[start]
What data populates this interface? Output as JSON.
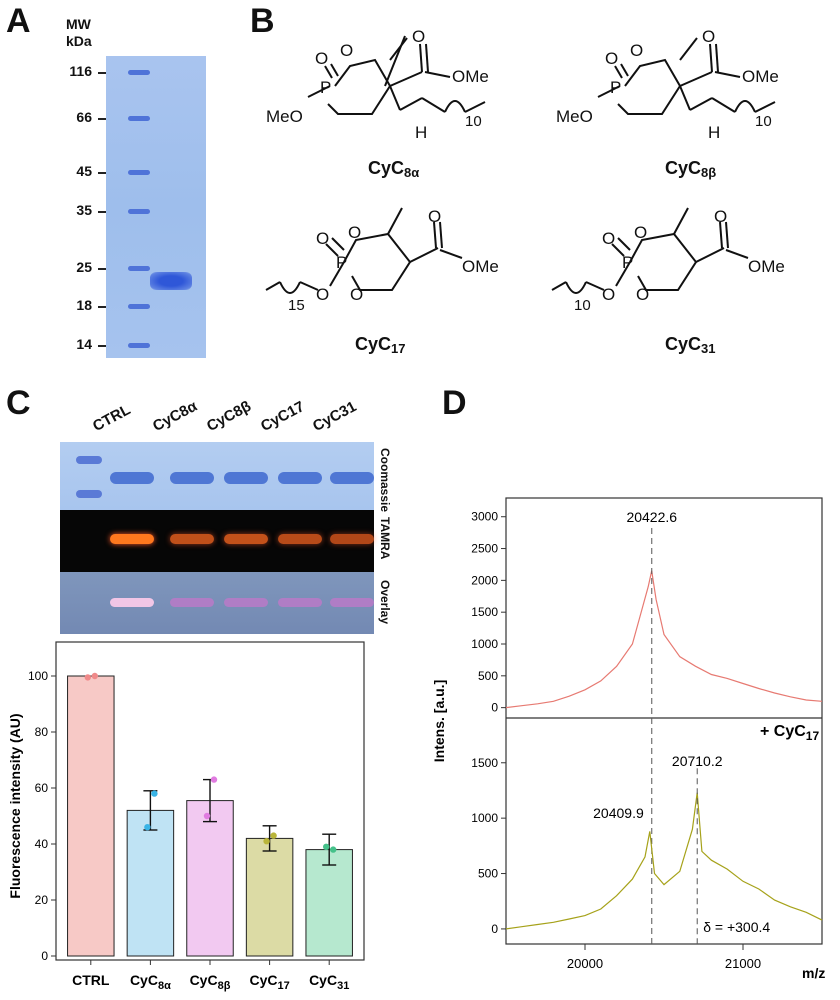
{
  "panels": {
    "a": "A",
    "b": "B",
    "c": "C",
    "d": "D"
  },
  "gel_a": {
    "mw_title_1": "MW",
    "mw_title_2": "kDa",
    "markers": [
      "116",
      "66",
      "45",
      "35",
      "25",
      "18",
      "14"
    ]
  },
  "structures": {
    "cyc8a": {
      "name": "CyC",
      "sub": "8α"
    },
    "cyc8b": {
      "name": "CyC",
      "sub": "8β"
    },
    "cyc17": {
      "name": "CyC",
      "sub": "17"
    },
    "cyc31": {
      "name": "CyC",
      "sub": "31"
    },
    "labels": {
      "meo": "MeO",
      "ome": "OMe",
      "p": "P",
      "o": "O",
      "h": "H",
      "n10": "10",
      "n15": "15"
    }
  },
  "gel_c": {
    "lanes": [
      "CTRL",
      "CyC8α",
      "CyC8β",
      "CyC17",
      "CyC31"
    ],
    "strips": [
      "Coomassie",
      "TAMRA",
      "Overlay"
    ]
  },
  "chart_data": [
    {
      "type": "bar",
      "categories": [
        "CTRL",
        "CyC8α",
        "CyC8β",
        "CyC17",
        "CyC31"
      ],
      "values": [
        100,
        52,
        55.5,
        42,
        38
      ],
      "errors": [
        0,
        7,
        7.5,
        4.5,
        5.5
      ],
      "points": [
        [
          99.5,
          100
        ],
        [
          46,
          58
        ],
        [
          50,
          63
        ],
        [
          41,
          43
        ],
        [
          39,
          38
        ]
      ],
      "colors": [
        "#f7c9c6",
        "#bfe3f4",
        "#f2c9f1",
        "#dcdba5",
        "#b6e8cf"
      ],
      "point_colors": [
        "#f08a8a",
        "#39b4e6",
        "#e07be0",
        "#b9b53a",
        "#45c18a"
      ],
      "ylabel": "Fluorescence intensity (AU)",
      "ylim": [
        0,
        110
      ],
      "yticks": [
        0,
        20,
        40,
        60,
        80,
        100
      ]
    },
    {
      "type": "line",
      "name": "spectrum-top",
      "color": "#e77a72",
      "peak_label": "20422.6",
      "peak_x": 20422.6,
      "ylabel": "Intens. [a.u.]",
      "xlabel": "m/z",
      "xlim": [
        19500,
        21500
      ],
      "ylim": [
        -100,
        3200
      ],
      "yticks": [
        0,
        500,
        1000,
        1500,
        2000,
        2500,
        3000
      ],
      "x": [
        19500,
        19600,
        19700,
        19800,
        19900,
        20000,
        20100,
        20200,
        20300,
        20350,
        20400,
        20422,
        20450,
        20500,
        20600,
        20700,
        20800,
        20900,
        21000,
        21100,
        21200,
        21300,
        21400,
        21500
      ],
      "y": [
        0,
        30,
        60,
        100,
        180,
        280,
        420,
        650,
        1000,
        1450,
        1900,
        2150,
        1700,
        1150,
        800,
        650,
        520,
        460,
        380,
        300,
        230,
        170,
        120,
        100
      ]
    },
    {
      "type": "line",
      "name": "spectrum-bottom",
      "color": "#a6a21a",
      "annotation": "+ CyC17",
      "annotation_sub": "17",
      "peak_labels": [
        "20409.9",
        "20710.2"
      ],
      "peak_x": [
        20409.9,
        20710.2
      ],
      "delta_label": "δ = +300.4",
      "xlabel": "m/z",
      "xlim": [
        19500,
        21500
      ],
      "ylim": [
        -100,
        1850
      ],
      "yticks": [
        0,
        500,
        1000,
        1500
      ],
      "xticks": [
        20000,
        21000
      ],
      "x": [
        19500,
        19600,
        19700,
        19800,
        19900,
        20000,
        20100,
        20200,
        20300,
        20380,
        20410,
        20440,
        20500,
        20600,
        20680,
        20710,
        20740,
        20800,
        20900,
        21000,
        21100,
        21200,
        21300,
        21400,
        21500
      ],
      "y": [
        0,
        20,
        40,
        60,
        90,
        120,
        180,
        300,
        450,
        650,
        880,
        500,
        400,
        520,
        900,
        1230,
        700,
        620,
        540,
        430,
        360,
        260,
        200,
        150,
        80
      ]
    }
  ]
}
[end]
Write out the records above exactly as they stand, leaving out every picture.

What data populates this interface? Output as JSON.
{
  "panels": {
    "a": "A",
    "b": "B",
    "c": "C",
    "d": "D"
  },
  "gel_a": {
    "mw_title_1": "MW",
    "mw_title_2": "kDa",
    "markers": [
      "116",
      "66",
      "45",
      "35",
      "25",
      "18",
      "14"
    ]
  },
  "structures": {
    "cyc8a": {
      "name": "CyC",
      "sub": "8α"
    },
    "cyc8b": {
      "name": "CyC",
      "sub": "8β"
    },
    "cyc17": {
      "name": "CyC",
      "sub": "17"
    },
    "cyc31": {
      "name": "CyC",
      "sub": "31"
    },
    "labels": {
      "meo": "MeO",
      "ome": "OMe",
      "p": "P",
      "o": "O",
      "h": "H",
      "n10": "10",
      "n15": "15"
    }
  },
  "gel_c": {
    "lanes": [
      "CTRL",
      "CyC8α",
      "CyC8β",
      "CyC17",
      "CyC31"
    ],
    "strips": [
      "Coomassie",
      "TAMRA",
      "Overlay"
    ]
  },
  "chart_data": [
    {
      "type": "bar",
      "categories": [
        "CTRL",
        "CyC8α",
        "CyC8β",
        "CyC17",
        "CyC31"
      ],
      "values": [
        100,
        52,
        55.5,
        42,
        38
      ],
      "errors": [
        0,
        7,
        7.5,
        4.5,
        5.5
      ],
      "points": [
        [
          99.5,
          100
        ],
        [
          46,
          58
        ],
        [
          50,
          63
        ],
        [
          41,
          43
        ],
        [
          39,
          38
        ]
      ],
      "colors": [
        "#f7c9c6",
        "#bfe3f4",
        "#f2c9f1",
        "#dcdba5",
        "#b6e8cf"
      ],
      "point_colors": [
        "#f08a8a",
        "#39b4e6",
        "#e07be0",
        "#b9b53a",
        "#45c18a"
      ],
      "ylabel": "Fluorescence intensity (AU)",
      "ylim": [
        0,
        110
      ],
      "yticks": [
        0,
        20,
        40,
        60,
        80,
        100
      ]
    },
    {
      "type": "line",
      "name": "spectrum-top",
      "color": "#e77a72",
      "peak_label": "20422.6",
      "peak_x": 20422.6,
      "ylabel": "Intens. [a.u.]",
      "xlabel": "m/z",
      "xlim": [
        19500,
        21500
      ],
      "ylim": [
        -100,
        3200
      ],
      "yticks": [
        0,
        500,
        1000,
        1500,
        2000,
        2500,
        3000
      ],
      "x": [
        19500,
        19600,
        19700,
        19800,
        19900,
        20000,
        20100,
        20200,
        20300,
        20350,
        20400,
        20422,
        20450,
        20500,
        20600,
        20700,
        20800,
        20900,
        21000,
        21100,
        21200,
        21300,
        21400,
        21500
      ],
      "y": [
        0,
        30,
        60,
        100,
        180,
        280,
        420,
        650,
        1000,
        1450,
        1900,
        2150,
        1700,
        1150,
        800,
        650,
        520,
        460,
        380,
        300,
        230,
        170,
        120,
        100
      ]
    },
    {
      "type": "line",
      "name": "spectrum-bottom",
      "color": "#a6a21a",
      "annotation": "+ CyC17",
      "annotation_sub": "17",
      "peak_labels": [
        "20409.9",
        "20710.2"
      ],
      "peak_x": [
        20409.9,
        20710.2
      ],
      "delta_label": "δ = +300.4",
      "xlabel": "m/z",
      "xlim": [
        19500,
        21500
      ],
      "ylim": [
        -100,
        1850
      ],
      "yticks": [
        0,
        500,
        1000,
        1500
      ],
      "xticks": [
        20000,
        21000
      ],
      "x": [
        19500,
        19600,
        19700,
        19800,
        19900,
        20000,
        20100,
        20200,
        20300,
        20380,
        20410,
        20440,
        20500,
        20600,
        20680,
        20710,
        20740,
        20800,
        20900,
        21000,
        21100,
        21200,
        21300,
        21400,
        21500
      ],
      "y": [
        0,
        20,
        40,
        60,
        90,
        120,
        180,
        300,
        450,
        650,
        880,
        500,
        400,
        520,
        900,
        1230,
        700,
        620,
        540,
        430,
        360,
        260,
        200,
        150,
        80
      ]
    }
  ]
}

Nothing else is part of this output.